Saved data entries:
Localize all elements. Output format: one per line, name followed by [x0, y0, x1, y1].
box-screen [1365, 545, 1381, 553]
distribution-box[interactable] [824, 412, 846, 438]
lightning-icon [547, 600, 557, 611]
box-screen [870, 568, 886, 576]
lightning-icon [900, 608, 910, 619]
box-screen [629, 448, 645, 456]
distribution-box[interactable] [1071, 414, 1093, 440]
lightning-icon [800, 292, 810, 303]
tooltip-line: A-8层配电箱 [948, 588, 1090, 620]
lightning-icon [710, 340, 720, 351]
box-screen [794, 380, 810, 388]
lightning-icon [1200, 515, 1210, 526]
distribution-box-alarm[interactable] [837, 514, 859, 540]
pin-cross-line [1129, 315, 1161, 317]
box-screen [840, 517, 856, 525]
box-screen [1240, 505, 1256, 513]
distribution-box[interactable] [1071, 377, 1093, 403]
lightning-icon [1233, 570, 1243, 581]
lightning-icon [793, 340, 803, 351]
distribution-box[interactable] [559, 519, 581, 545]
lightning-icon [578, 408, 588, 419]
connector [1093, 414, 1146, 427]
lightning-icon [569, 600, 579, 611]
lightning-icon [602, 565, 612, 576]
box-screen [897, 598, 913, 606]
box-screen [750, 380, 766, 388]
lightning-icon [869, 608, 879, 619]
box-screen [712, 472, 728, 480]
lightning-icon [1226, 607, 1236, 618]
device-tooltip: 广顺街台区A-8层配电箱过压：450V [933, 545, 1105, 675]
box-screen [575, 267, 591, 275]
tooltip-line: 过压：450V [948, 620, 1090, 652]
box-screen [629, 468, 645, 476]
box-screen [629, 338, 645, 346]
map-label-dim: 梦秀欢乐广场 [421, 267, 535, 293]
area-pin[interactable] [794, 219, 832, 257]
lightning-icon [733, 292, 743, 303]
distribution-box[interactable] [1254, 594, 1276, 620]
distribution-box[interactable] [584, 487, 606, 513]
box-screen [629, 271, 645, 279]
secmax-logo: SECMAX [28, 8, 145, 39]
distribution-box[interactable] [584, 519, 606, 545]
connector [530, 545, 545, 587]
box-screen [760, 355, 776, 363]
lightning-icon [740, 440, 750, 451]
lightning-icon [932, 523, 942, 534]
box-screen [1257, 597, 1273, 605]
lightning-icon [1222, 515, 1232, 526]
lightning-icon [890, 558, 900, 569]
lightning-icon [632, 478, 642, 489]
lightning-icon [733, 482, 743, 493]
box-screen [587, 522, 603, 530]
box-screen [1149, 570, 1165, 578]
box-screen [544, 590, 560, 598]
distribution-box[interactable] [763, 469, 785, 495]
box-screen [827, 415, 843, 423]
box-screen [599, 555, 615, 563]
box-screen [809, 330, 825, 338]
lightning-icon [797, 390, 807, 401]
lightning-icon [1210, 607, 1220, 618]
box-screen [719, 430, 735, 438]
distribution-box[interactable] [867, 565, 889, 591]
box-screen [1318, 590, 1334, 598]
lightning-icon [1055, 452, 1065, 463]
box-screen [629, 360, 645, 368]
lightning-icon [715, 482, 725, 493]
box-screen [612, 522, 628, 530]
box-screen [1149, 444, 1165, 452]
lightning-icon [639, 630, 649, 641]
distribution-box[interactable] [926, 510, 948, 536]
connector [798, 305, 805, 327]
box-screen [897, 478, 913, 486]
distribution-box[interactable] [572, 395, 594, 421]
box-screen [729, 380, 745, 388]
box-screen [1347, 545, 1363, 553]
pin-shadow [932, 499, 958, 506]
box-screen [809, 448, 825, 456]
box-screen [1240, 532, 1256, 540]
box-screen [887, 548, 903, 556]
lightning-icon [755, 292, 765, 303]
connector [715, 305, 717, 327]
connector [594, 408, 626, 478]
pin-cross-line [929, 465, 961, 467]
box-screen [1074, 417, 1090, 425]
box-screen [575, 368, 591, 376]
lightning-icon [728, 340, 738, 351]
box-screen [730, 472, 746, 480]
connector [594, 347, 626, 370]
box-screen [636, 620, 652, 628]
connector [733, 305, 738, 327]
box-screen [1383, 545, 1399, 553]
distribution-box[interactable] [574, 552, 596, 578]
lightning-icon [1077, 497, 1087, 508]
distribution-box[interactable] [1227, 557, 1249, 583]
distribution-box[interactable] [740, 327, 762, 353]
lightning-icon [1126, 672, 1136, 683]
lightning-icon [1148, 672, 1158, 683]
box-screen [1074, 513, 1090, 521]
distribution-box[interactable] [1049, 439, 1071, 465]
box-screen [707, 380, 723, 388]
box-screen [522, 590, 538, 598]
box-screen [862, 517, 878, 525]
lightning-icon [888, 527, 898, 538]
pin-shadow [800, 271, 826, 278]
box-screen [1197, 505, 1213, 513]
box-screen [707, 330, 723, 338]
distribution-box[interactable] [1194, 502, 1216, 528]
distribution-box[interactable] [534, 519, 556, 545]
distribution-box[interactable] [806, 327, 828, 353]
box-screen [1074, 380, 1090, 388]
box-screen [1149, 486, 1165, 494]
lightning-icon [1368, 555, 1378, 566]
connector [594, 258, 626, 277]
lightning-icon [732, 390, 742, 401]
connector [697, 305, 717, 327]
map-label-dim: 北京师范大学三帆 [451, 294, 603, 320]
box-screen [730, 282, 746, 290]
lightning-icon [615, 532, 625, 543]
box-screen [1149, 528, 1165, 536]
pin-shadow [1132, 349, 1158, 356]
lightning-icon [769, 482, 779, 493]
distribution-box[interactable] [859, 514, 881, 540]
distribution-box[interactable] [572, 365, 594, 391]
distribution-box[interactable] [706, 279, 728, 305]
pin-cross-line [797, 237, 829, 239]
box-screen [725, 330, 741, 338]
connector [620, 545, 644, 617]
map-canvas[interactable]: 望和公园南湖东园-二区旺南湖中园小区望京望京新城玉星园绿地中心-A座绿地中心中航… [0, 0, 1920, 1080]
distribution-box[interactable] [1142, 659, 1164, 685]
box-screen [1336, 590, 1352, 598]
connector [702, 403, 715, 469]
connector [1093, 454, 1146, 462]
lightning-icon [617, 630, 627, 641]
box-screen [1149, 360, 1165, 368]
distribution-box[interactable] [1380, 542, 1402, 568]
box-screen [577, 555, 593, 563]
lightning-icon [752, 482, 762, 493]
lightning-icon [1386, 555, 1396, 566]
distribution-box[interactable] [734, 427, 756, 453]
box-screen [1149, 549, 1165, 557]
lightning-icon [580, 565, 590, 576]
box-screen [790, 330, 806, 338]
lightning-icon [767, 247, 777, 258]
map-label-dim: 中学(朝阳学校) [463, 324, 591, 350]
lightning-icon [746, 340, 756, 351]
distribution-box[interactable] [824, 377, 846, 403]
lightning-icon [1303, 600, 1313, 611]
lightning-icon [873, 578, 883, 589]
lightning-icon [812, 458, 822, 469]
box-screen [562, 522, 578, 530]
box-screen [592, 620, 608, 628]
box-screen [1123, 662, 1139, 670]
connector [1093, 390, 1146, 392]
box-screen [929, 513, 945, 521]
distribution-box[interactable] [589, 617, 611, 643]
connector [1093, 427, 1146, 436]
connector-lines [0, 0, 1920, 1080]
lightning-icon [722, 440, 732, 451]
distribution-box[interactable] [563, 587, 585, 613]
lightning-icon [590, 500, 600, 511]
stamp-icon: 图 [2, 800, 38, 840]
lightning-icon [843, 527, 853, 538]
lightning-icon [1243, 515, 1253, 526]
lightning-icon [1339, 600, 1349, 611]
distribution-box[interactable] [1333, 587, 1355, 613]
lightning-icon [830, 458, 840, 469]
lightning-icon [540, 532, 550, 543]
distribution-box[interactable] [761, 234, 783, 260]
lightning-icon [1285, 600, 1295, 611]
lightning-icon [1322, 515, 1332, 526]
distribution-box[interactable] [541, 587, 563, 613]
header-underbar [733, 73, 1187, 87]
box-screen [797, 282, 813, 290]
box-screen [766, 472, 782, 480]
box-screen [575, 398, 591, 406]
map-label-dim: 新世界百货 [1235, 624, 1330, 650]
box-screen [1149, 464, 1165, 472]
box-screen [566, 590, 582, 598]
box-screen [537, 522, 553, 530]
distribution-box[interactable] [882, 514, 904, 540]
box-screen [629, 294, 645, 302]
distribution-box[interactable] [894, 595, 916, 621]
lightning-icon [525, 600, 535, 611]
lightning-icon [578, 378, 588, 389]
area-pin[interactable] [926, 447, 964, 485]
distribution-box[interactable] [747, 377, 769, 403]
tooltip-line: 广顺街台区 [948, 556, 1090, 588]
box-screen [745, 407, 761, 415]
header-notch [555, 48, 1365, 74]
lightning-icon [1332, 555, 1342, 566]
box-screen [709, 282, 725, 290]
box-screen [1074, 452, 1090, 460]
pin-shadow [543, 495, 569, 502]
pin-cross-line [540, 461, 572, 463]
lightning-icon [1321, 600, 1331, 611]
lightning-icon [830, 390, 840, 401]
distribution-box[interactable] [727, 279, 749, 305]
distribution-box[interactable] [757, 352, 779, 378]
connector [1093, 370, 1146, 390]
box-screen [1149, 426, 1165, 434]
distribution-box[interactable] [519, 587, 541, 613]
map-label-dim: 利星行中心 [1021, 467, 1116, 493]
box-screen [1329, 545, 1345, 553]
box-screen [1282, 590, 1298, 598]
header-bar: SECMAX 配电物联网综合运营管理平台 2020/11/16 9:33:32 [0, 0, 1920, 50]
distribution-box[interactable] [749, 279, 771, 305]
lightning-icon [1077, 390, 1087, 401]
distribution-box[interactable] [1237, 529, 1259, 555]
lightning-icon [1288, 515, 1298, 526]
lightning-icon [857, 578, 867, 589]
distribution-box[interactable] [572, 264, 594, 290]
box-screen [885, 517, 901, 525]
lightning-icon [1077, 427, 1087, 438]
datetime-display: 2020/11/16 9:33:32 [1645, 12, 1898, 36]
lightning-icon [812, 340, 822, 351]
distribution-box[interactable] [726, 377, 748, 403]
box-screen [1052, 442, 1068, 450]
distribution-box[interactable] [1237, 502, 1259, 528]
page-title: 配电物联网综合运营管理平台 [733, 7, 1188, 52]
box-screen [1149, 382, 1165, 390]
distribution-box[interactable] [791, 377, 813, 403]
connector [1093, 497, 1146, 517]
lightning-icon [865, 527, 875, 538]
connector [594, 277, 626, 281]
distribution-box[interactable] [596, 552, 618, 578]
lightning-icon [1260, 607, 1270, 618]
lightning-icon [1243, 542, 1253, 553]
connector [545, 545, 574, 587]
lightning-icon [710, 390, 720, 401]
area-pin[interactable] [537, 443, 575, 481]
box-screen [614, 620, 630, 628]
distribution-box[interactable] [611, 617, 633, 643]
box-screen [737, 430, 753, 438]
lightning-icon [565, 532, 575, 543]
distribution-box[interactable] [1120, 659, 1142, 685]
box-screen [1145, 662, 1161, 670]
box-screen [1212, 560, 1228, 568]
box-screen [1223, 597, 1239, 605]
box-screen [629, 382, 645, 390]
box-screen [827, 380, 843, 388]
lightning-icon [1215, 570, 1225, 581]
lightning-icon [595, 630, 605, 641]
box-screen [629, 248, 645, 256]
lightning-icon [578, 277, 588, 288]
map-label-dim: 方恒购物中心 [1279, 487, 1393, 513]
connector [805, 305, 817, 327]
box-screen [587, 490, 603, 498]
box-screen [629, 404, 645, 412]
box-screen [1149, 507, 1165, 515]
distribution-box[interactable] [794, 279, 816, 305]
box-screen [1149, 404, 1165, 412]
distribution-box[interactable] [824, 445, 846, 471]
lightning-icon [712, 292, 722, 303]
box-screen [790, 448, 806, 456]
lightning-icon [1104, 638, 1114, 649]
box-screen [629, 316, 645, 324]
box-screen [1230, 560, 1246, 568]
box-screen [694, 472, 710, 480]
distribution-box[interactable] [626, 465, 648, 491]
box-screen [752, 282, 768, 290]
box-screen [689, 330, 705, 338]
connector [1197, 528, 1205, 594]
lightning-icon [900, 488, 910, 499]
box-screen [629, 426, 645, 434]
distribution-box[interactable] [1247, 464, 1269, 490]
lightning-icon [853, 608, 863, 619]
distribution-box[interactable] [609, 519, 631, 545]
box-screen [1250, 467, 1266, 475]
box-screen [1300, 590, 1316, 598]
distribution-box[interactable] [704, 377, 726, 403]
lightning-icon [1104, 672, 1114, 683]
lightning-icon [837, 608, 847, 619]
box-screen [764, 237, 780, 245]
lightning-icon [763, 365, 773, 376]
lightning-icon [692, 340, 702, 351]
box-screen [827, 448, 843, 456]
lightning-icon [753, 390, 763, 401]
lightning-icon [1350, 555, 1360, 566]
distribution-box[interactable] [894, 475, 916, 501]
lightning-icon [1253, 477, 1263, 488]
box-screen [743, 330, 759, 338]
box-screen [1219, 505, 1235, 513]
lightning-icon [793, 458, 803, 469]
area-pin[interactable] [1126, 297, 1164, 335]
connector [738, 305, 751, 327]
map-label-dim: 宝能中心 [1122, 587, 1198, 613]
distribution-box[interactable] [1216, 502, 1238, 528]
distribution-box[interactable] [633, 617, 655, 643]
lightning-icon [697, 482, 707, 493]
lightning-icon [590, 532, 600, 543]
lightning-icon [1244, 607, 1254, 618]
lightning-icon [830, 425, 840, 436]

Goal: Copy out the entries word for word, from the very start through the line that contains "lightning-icon [710, 340, 720, 351]", with both ends included.

The reply:
Localize all elements. Output format: one per line, name followed by [x0, y0, x1, y1].
box-screen [1365, 545, 1381, 553]
distribution-box[interactable] [824, 412, 846, 438]
lightning-icon [547, 600, 557, 611]
box-screen [870, 568, 886, 576]
lightning-icon [900, 608, 910, 619]
box-screen [629, 448, 645, 456]
distribution-box[interactable] [1071, 414, 1093, 440]
lightning-icon [800, 292, 810, 303]
tooltip-line: A-8层配电箱 [948, 588, 1090, 620]
lightning-icon [710, 340, 720, 351]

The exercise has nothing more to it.